▸ PROBLEM REQUIREMENTS
Write the data out again in full, with no departure from the original.

▸ MATERIAL FOR THIS EXERCISE
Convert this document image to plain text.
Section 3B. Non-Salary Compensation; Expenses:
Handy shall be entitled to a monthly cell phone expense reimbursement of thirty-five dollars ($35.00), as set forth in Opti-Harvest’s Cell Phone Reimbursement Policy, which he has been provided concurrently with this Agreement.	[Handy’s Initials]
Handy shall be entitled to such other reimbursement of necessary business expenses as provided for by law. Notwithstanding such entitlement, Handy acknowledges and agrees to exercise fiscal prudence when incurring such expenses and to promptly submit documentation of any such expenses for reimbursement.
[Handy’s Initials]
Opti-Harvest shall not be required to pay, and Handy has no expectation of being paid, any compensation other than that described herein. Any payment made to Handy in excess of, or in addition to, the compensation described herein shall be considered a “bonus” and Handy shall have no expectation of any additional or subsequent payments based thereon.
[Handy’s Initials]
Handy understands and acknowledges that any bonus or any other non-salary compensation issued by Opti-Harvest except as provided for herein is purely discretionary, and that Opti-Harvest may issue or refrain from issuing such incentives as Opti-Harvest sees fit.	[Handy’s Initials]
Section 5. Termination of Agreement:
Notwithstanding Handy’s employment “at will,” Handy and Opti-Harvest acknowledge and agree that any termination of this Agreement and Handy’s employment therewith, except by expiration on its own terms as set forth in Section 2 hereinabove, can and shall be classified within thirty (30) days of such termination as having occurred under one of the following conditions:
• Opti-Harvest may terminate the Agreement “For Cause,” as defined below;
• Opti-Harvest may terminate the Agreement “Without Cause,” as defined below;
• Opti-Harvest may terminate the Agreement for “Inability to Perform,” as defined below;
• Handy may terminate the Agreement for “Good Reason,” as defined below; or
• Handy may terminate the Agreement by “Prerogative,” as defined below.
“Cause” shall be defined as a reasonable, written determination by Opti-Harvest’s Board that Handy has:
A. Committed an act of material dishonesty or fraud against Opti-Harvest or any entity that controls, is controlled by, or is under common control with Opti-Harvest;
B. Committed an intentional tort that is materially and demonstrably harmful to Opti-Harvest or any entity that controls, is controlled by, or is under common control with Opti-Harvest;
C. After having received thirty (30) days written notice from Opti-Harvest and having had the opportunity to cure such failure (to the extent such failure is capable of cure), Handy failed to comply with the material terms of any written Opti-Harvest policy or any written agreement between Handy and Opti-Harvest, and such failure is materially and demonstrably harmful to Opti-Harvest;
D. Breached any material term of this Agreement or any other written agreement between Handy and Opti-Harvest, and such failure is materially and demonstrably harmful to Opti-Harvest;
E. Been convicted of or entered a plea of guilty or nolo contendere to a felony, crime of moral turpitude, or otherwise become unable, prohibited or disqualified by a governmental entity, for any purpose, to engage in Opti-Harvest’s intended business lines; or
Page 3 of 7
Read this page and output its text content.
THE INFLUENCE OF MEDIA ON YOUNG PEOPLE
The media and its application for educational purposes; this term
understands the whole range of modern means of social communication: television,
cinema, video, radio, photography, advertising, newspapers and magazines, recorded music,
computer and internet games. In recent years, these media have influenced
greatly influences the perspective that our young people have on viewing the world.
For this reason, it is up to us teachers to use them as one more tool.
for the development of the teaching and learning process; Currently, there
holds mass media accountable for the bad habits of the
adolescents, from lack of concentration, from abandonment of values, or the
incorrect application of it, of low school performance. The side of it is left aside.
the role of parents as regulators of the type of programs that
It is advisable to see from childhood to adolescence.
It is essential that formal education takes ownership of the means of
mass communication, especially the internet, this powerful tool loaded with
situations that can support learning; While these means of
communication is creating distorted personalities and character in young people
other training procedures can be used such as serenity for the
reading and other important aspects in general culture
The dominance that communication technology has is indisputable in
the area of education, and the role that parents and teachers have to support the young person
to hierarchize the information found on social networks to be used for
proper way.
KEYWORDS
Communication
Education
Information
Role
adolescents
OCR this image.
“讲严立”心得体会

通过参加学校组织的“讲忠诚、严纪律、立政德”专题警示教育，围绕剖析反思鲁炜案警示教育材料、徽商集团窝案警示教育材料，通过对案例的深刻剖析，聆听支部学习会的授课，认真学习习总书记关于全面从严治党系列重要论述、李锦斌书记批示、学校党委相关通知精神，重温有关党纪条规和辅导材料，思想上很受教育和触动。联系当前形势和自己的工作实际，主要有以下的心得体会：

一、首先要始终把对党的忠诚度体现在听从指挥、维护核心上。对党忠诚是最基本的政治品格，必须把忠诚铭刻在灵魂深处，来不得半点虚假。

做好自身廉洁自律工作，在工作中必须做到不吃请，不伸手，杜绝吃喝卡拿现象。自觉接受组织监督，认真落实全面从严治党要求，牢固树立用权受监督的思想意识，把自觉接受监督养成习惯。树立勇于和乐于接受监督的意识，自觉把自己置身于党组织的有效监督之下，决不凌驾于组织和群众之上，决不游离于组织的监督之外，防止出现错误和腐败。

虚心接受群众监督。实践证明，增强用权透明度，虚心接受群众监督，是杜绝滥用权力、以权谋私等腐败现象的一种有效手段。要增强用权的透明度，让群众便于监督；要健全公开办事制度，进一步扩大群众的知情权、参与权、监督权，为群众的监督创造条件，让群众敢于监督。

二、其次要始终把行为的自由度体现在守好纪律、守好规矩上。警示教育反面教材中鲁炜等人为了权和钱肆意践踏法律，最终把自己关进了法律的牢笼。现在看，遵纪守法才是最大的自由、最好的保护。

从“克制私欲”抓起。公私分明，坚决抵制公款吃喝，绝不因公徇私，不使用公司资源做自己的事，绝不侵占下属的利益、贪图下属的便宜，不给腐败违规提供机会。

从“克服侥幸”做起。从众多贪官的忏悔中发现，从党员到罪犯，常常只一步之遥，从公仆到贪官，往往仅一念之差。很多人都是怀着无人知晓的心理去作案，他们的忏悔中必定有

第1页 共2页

▸ TASK OUTPUT
Convert this document image to plain text.
Section 3B. Non-Salary Compensation; Expenses:
Handy shall be entitled to a monthly cell phone expense reimbursement of thirty-five dollars ($35.00), as set forth in Opti-Harvest’s Cell Phone Reimbursement Policy, which he has been provided concurrently with this Agreement.	[Handy’s Initials]
Handy shall be entitled to such other reimbursement of necessary business expenses as provided for by law. Notwithstanding such entitlement, Handy acknowledges and agrees to exercise fiscal prudence when incurring such expenses and to promptly submit documentation of any such expenses for reimbursement.
[Handy’s Initials]
Opti-Harvest shall not be required to pay, and Handy has no expectation of being paid, any compensation other than that described herein. Any payment made to Handy in excess of, or in addition to, the compensation described herein shall be considered a “bonus” and Handy shall have no expectation of any additional or subsequent payments based thereon.
[Handy’s Initials]
Handy understands and acknowledges that any bonus or any other non-salary compensation issued by Opti-Harvest except as provided for herein is purely discretionary, and that Opti-Harvest may issue or refrain from issuing such incentives as Opti-Harvest sees fit.	[Handy’s Initials]
Section 5. Termination of Agreement:
Notwithstanding Handy’s employment “at will,” Handy and Opti-Harvest acknowledge and agree that any termination of this Agreement and Handy’s employment therewith, except by expiration on its own terms as set forth in Section 2 hereinabove, can and shall be classified within thirty (30) days of such termination as having occurred under one of the following conditions:
• Opti-Harvest may terminate the Agreement “For Cause,” as defined below;
• Opti-Harvest may terminate the Agreement “Without Cause,” as defined below;
• Opti-Harvest may terminate the Agreement for “Inability to Perform,” as defined below;
• Handy may terminate the Agreement for “Good Reason,” as defined below; or
• Handy may terminate the Agreement by “Prerogative,” as defined below.
“Cause” shall be defined as a reasonable, written determination by Opti-Harvest’s Board that Handy has:
A. Committed an act of material dishonesty or fraud against Opti-Harvest or any entity that controls, is controlled by, or is under common control with Opti-Harvest;
B. Committed an intentional tort that is materially and demonstrably harmful to Opti-Harvest or any entity that controls, is controlled by, or is under common control with Opti-Harvest;
C. After having received thirty (30) days written notice from Opti-Harvest and having had the opportunity to cure such failure (to the extent such failure is capable of cure), Handy failed to comply with the material terms of any written Opti-Harvest policy or any written agreement between Handy and Opti-Harvest, and such failure is materially and demonstrably harmful to Opti-Harvest;
D. Breached any material term of this Agreement or any other written agreement between Handy and Opti-Harvest, and such failure is materially and demonstrably harmful to Opti-Harvest;
E. Been convicted of or entered a plea of guilty or nolo contendere to a felony, crime of moral turpitude, or otherwise become unable, prohibited or disqualified by a governmental entity, for any purpose, to engage in Opti-Harvest’s intended business lines; or
Page 3 of 7
Read this page and output its text content.
THE INFLUENCE OF MEDIA ON YOUNG PEOPLE
The media and its application for educational purposes; this term
understands the whole range of modern means of social communication: television,
cinema, video, radio, photography, advertising, newspapers and magazines, recorded music,
computer and internet games. In recent years, these media have influenced
greatly influences the perspective that our young people have on viewing the world.
For this reason, it is up to us teachers to use them as one more tool.
for the development of the teaching and learning process; Currently, there
holds mass media accountable for the bad habits of the
adolescents, from lack of concentration, from abandonment of values, or the
incorrect application of it, of low school performance. The side of it is left aside.
the role of parents as regulators of the type of programs that
It is advisable to see from childhood to adolescence.
It is essential that formal education takes ownership of the means of
mass communication, especially the internet, this powerful tool loaded with
situations that can support learning; While these means of
communication is creating distorted personalities and character in young people
other training procedures can be used such as serenity for the
reading and other important aspects in general culture
The dominance that communication technology has is indisputable in
the area of education, and the role that parents and teachers have to support the young person
to hierarchize the information found on social networks to be used for
proper way.
KEYWORDS
Communication
Education
Information
Role
adolescents
OCR this image.
“讲严立”心得体会

通过参加学校组织的“讲忠诚、严纪律、立政德”专题警示教育，围绕剖析反思鲁炜案警示教育材料、徽商集团窝案警示教育材料，通过对案例的深刻剖析，聆听支部学习会的授课，认真学习习总书记关于全面从严治党系列重要论述、李锦斌书记批示、学校党委相关通知精神，重温有关党纪条规和辅导材料，思想上很受教育和触动。联系当前形势和自己的工作实际，主要有以下的心得体会：

一、首先要始终把对党的忠诚度体现在听从指挥、维护核心上。对党忠诚是最基本的政治品格，必须把忠诚铭刻在灵魂深处，来不得半点虚假。

做好自身廉洁自律工作，在工作中必须做到不吃请，不伸手，杜绝吃喝卡拿现象。自觉接受组织监督，认真落实全面从严治党要求，牢固树立用权受监督的思想意识，把自觉接受监督养成习惯。树立勇于和乐于接受监督的意识，自觉把自己置身于党组织的有效监督之下，决不凌驾于组织和群众之上，决不游离于组织的监督之外，防止出现错误和腐败。

虚心接受群众监督。实践证明，增强用权透明度，虚心接受群众监督，是杜绝滥用权力、以权谋私等腐败现象的一种有效手段。要增强用权的透明度，让群众便于监督；要健全公开办事制度，进一步扩大群众的知情权、参与权、监督权，为群众的监督创造条件，让群众敢于监督。

二、其次要始终把行为的自由度体现在守好纪律、守好规矩上。警示教育反面教材中鲁炜等人为了权和钱肆意践踏法律，最终把自己关进了法律的牢笼。现在看，遵纪守法才是最大的自由、最好的保护。

从“克制私欲”抓起。公私分明，坚决抵制公款吃喝，绝不因公徇私，不使用公司资源做自己的事，绝不侵占下属的利益、贪图下属的便宜，不给腐败违规提供机会。

从“克服侥幸”做起。从众多贪官的忏悔中发现，从党员到罪犯，常常只一步之遥，从公仆到贪官，往往仅一念之差。很多人都是怀着无人知晓的心理去作案，他们的忏悔中必定有

第1页 共2页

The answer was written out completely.